Exercise aim> Copy out the complete listing, word for word.
:: Records for the task
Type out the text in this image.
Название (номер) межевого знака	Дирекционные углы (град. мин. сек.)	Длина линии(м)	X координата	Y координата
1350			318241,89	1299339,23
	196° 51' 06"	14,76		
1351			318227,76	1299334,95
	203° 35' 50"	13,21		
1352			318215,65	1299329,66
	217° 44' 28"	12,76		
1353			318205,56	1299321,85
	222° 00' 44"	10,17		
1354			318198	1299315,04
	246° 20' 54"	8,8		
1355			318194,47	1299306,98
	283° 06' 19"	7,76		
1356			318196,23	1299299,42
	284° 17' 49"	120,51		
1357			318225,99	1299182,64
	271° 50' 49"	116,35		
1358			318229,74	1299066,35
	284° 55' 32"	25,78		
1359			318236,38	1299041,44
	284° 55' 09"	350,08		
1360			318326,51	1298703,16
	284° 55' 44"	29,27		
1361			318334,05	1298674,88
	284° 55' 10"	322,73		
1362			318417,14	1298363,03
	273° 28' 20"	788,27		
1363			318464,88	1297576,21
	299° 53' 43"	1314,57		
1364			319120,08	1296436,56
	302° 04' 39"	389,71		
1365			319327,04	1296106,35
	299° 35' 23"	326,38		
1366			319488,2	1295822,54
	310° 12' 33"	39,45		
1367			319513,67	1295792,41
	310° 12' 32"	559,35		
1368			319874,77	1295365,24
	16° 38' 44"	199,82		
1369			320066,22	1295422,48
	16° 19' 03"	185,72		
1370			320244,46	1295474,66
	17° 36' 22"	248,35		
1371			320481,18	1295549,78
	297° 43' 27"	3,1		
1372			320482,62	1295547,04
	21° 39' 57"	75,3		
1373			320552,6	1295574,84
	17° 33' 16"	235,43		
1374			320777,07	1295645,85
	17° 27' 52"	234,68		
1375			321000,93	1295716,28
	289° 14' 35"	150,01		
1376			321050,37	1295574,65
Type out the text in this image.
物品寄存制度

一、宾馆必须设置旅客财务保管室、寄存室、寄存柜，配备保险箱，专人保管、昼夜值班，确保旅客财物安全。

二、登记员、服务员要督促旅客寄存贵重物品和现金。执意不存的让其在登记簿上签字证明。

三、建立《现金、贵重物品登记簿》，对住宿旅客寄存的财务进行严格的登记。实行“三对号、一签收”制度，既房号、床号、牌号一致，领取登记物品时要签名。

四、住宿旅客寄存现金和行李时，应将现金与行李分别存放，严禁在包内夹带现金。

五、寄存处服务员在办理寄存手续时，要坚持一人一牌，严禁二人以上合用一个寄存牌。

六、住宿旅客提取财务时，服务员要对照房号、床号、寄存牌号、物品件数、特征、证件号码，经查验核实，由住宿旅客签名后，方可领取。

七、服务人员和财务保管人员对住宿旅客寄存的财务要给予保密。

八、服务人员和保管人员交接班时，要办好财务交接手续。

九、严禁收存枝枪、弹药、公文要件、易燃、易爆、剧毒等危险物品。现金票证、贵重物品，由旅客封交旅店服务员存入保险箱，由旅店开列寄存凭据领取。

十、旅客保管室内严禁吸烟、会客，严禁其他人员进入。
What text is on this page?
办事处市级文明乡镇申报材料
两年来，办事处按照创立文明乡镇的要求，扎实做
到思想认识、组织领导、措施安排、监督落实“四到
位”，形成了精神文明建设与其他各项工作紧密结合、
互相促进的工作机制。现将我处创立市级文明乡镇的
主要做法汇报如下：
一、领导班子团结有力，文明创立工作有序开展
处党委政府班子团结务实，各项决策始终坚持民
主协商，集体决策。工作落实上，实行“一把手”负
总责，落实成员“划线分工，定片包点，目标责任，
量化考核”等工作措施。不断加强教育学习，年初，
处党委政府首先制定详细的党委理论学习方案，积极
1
::::
Exercise answer>
Type out the text in this image.
Название (номер) межевого знака	Дирекционные углы (град. мин. сек.)	Длина линии(м)	X координата	Y координата
1350			318241,89	1299339,23
	196° 51' 06"	14,76		
1351			318227,76	1299334,95
	203° 35' 50"	13,21		
1352			318215,65	1299329,66
	217° 44' 28"	12,76		
1353			318205,56	1299321,85
	222° 00' 44"	10,17		
1354			318198	1299315,04
	246° 20' 54"	8,8		
1355			318194,47	1299306,98
	283° 06' 19"	7,76		
1356			318196,23	1299299,42
	284° 17' 49"	120,51		
1357			318225,99	1299182,64
	271° 50' 49"	116,35		
1358			318229,74	1299066,35
	284° 55' 32"	25,78		
1359			318236,38	1299041,44
	284° 55' 09"	350,08		
1360			318326,51	1298703,16
	284° 55' 44"	29,27		
1361			318334,05	1298674,88
	284° 55' 10"	322,73		
1362			318417,14	1298363,03
	273° 28' 20"	788,27		
1363			318464,88	1297576,21
	299° 53' 43"	1314,57		
1364			319120,08	1296436,56
	302° 04' 39"	389,71		
1365			319327,04	1296106,35
	299° 35' 23"	326,38		
1366			319488,2	1295822,54
	310° 12' 33"	39,45		
1367			319513,67	1295792,41
	310° 12' 32"	559,35		
1368			319874,77	1295365,24
	16° 38' 44"	199,82		
1369			320066,22	1295422,48
	16° 19' 03"	185,72		
1370			320244,46	1295474,66
	17° 36' 22"	248,35		
1371			320481,18	1295549,78
	297° 43' 27"	3,1		
1372			320482,62	1295547,04
	21° 39' 57"	75,3		
1373			320552,6	1295574,84
	17° 33' 16"	235,43		
1374			320777,07	1295645,85
	17° 27' 52"	234,68		
1375			321000,93	1295716,28
	289° 14' 35"	150,01		
1376			321050,37	1295574,65
Type out the text in this image.
物品寄存制度

一、宾馆必须设置旅客财务保管室、寄存室、寄存柜，配备保险箱，专人保管、昼夜值班，确保旅客财物安全。

二、登记员、服务员要督促旅客寄存贵重物品和现金。执意不存的让其在登记簿上签字证明。

三、建立《现金、贵重物品登记簿》，对住宿旅客寄存的财务进行严格的登记。实行“三对号、一签收”制度，既房号、床号、牌号一致，领取登记物品时要签名。

四、住宿旅客寄存现金和行李时，应将现金与行李分别存放，严禁在包内夹带现金。

五、寄存处服务员在办理寄存手续时，要坚持一人一牌，严禁二人以上合用一个寄存牌。

六、住宿旅客提取财务时，服务员要对照房号、床号、寄存牌号、物品件数、特征、证件号码，经查验核实，由住宿旅客签名后，方可领取。

七、服务人员和财务保管人员对住宿旅客寄存的财务要给予保密。

八、服务人员和保管人员交接班时，要办好财务交接手续。

九、严禁收存枝枪、弹药、公文要件、易燃、易爆、剧毒等危险物品。现金票证、贵重物品，由旅客封交旅店服务员存入保险箱，由旅店开列寄存凭据领取。

十、旅客保管室内严禁吸烟、会客，严禁其他人员进入。
What text is on this page?
办事处市级文明乡镇申报材料
两年来，办事处按照创立文明乡镇的要求，扎实做
到思想认识、组织领导、措施安排、监督落实“四到
位”，形成了精神文明建设与其他各项工作紧密结合、
互相促进的工作机制。现将我处创立市级文明乡镇的
主要做法汇报如下：
一、领导班子团结有力，文明创立工作有序开展
处党委政府班子团结务实，各项决策始终坚持民
主协商，集体决策。工作落实上，实行“一把手”负
总责，落实成员“划线分工，定片包点，目标责任，
量化考核”等工作措施。不断加强教育学习，年初，
处党委政府首先制定详细的党委理论学习方案，积极
1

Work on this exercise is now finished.